═════ SUPPLIED RECORDS

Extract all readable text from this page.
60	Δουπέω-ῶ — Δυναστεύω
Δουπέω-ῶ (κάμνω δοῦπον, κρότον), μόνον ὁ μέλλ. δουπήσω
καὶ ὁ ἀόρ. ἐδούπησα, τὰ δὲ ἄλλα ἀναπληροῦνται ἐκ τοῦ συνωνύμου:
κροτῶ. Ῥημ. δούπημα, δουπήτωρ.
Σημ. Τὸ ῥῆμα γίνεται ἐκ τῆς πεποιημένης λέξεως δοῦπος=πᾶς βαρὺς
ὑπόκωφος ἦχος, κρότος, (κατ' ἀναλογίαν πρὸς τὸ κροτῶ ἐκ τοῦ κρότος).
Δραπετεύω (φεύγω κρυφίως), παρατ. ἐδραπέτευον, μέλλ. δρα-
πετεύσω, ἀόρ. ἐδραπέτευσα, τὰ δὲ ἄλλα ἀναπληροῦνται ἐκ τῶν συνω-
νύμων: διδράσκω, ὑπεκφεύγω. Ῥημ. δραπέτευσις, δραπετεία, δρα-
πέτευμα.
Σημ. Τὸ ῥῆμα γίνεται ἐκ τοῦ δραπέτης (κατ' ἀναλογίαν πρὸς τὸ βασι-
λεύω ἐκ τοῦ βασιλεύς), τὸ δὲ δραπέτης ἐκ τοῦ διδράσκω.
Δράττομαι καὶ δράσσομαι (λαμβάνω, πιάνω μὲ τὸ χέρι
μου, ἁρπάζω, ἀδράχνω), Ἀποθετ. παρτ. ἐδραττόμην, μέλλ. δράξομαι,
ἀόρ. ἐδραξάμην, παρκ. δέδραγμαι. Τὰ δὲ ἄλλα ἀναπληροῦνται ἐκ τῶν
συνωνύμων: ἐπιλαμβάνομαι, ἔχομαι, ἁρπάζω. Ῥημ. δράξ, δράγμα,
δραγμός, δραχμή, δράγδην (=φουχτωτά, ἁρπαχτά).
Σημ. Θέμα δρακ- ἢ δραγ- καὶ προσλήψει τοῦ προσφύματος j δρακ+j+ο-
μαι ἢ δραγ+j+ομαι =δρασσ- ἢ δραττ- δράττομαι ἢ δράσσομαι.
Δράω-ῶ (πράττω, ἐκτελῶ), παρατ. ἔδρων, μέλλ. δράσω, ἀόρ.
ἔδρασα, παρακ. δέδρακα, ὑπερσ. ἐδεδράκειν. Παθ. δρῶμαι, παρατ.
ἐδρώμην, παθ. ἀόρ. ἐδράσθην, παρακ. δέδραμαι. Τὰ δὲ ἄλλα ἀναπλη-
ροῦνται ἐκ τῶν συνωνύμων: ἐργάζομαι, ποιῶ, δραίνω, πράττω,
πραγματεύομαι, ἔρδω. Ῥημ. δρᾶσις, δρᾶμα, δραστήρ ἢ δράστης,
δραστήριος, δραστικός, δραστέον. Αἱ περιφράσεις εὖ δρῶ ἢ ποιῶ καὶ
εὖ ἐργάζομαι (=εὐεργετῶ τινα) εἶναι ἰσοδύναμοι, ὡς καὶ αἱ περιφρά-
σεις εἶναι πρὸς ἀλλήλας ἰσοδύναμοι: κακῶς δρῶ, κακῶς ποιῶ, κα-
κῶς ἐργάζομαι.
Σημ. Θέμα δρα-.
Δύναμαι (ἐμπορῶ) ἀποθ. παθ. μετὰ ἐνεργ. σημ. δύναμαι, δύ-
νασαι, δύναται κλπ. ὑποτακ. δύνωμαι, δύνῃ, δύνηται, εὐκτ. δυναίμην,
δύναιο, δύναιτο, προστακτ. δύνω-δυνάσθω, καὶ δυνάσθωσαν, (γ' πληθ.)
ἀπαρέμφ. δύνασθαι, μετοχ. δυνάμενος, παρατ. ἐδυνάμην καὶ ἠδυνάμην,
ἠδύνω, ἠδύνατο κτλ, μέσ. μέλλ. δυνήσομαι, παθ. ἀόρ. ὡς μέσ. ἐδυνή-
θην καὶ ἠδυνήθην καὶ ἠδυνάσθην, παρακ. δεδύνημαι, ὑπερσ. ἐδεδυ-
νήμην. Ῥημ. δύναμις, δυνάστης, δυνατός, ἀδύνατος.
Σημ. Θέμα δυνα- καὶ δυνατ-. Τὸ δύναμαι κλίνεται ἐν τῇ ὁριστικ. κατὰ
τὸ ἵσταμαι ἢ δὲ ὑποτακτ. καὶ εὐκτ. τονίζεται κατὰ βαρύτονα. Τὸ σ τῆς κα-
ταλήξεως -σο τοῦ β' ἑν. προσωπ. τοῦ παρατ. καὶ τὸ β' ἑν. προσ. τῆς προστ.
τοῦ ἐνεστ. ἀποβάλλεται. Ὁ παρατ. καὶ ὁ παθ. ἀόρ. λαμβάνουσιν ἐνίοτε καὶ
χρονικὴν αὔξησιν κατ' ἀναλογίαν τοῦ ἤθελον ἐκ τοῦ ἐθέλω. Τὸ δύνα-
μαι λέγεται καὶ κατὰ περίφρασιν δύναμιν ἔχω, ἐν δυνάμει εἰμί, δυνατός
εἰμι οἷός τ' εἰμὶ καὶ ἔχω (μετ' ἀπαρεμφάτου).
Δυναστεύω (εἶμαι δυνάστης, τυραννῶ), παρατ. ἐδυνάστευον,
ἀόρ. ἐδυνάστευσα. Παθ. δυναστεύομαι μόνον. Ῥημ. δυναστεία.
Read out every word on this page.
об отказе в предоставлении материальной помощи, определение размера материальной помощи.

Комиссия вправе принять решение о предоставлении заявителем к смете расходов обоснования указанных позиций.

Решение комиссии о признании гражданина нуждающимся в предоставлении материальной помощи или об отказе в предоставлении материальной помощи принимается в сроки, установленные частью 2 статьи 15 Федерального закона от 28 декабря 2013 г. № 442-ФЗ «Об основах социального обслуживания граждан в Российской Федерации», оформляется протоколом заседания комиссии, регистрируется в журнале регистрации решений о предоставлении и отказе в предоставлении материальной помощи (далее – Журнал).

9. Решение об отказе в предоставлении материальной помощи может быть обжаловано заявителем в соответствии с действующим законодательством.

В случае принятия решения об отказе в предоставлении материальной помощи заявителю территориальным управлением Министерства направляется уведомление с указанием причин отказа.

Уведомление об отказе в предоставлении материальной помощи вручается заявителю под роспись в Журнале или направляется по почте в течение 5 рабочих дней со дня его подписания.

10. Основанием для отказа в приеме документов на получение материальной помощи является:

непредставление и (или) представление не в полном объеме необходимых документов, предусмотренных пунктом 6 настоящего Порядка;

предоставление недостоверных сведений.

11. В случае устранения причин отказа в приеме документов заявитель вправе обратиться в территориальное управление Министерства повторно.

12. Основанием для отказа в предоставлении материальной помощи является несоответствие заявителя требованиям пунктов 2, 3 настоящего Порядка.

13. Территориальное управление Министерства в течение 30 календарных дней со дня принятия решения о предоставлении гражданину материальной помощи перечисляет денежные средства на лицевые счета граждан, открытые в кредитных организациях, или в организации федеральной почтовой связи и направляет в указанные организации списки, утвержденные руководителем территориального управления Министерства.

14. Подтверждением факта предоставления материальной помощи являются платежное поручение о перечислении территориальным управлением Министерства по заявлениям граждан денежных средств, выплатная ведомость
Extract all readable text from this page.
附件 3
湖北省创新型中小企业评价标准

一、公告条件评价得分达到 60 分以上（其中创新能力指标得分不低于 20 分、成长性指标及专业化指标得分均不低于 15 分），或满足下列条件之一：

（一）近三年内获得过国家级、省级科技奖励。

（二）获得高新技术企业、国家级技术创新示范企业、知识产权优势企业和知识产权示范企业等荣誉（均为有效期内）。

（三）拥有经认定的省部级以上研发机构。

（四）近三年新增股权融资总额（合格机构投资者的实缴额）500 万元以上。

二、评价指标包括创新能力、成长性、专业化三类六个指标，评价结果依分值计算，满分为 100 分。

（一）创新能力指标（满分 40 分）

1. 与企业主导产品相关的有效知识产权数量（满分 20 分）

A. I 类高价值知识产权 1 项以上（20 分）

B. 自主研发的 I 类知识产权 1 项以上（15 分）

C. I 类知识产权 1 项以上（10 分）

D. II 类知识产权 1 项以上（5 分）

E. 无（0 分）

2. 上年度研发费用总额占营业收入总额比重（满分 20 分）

══════════

* **TASK INSTRUCTIONS**:
From the entries above, copy every line where the word "κατὰ" shows up.

* **WRITTEN RESPONSE**:
Σημ. Θέμα δυνα- καὶ δυνατ-. Τὸ δύναμαι κλίνεται ἐν τῇ ὁριστικ. κατὰ
τὸ ἵσταμαι ἢ δὲ ὑποτακτ. καὶ εὐκτ. τονίζεται κατὰ βαρύτονα. Τὸ σ τῆς κα-
μαι λέγεται καὶ κατὰ περίφρασιν δύναμιν ἔχω, ἐν δυνάμει εἰμί, δυνατός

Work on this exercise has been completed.